Recorded information:
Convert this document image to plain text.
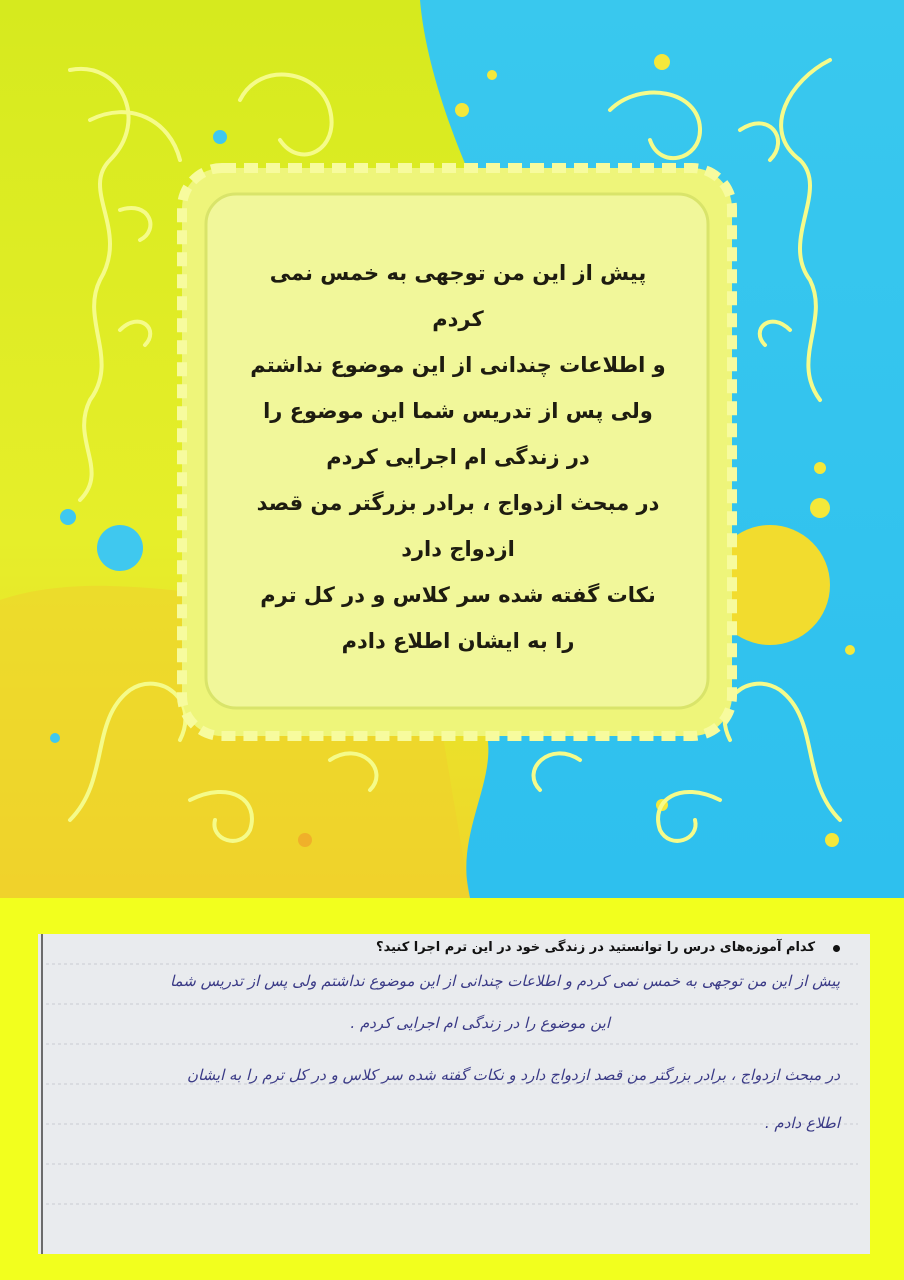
پیش از این من توجهی به خمس نمی
کردم
و اطلاعات چندانی از این موضوع نداشتم
ولی پس از تدریس شما این موضوع را
در زندگی ام اجرایی کردم
در مبحث ازدواج ، برادر بزرگتر من قصد
ازدواج دارد
نکات گفته شده سر کلاس و در کل ترم
را به ایشان اطلاع دادم
کدام آموزه‌های درس را توانستید در زندگی خود در این ترم اجرا کنید؟
پیش از این من توجهی به خمس نمی کردم و اطلاعات چندانی از این موضوع نداشتم ولی پس از تدریس شما
این موضوع را در زندگی ام اجرایی کردم .
در مبحث ازدواج ، برادر بزرگتر من قصد ازدواج دارد و نکات گفته شده سر کلاس و در کل ترم را به ایشان
اطلاع دادم .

Given problem:
Exclude the images, then output the data above word for word.

Output for this task:
Convert this document image to plain text.
پیش از این من توجهی به خمس نمی
کردم
و اطلاعات چندانی از این موضوع نداشتم
ولی پس از تدریس شما این موضوع را
در زندگی ام اجرایی کردم
در مبحث ازدواج ، برادر بزرگتر من قصد
ازدواج دارد
نکات گفته شده سر کلاس و در کل ترم
را به ایشان اطلاع دادم
کدام آموزه‌های درس را توانستید در زندگی خود در این ترم اجرا کنید؟
پیش از این من توجهی به خمس نمی کردم و اطلاعات چندانی از این موضوع نداشتم ولی پس از تدریس شما
این موضوع را در زندگی ام اجرایی کردم .
در مبحث ازدواج ، برادر بزرگتر من قصد ازدواج دارد و نکات گفته شده سر کلاس و در کل ترم را به ایشان
اطلاع دادم .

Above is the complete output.